# WRITTEN PROBLEM
Output only the count of lines that contain "осознание".

┌─ EXTRACTED RECORDS

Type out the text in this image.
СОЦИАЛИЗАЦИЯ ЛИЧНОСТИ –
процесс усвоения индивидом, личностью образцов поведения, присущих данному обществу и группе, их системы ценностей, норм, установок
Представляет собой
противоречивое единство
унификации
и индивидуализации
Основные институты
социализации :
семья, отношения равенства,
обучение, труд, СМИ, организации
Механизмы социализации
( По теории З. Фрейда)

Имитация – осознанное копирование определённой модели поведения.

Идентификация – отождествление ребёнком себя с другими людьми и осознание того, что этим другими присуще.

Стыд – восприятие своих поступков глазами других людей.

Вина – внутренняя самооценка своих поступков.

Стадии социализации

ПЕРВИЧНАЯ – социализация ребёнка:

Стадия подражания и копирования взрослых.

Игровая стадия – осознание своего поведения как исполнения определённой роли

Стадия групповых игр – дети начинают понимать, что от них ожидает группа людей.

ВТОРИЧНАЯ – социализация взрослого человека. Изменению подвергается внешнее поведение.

└─

# RESULT OF THE EXERCISE
2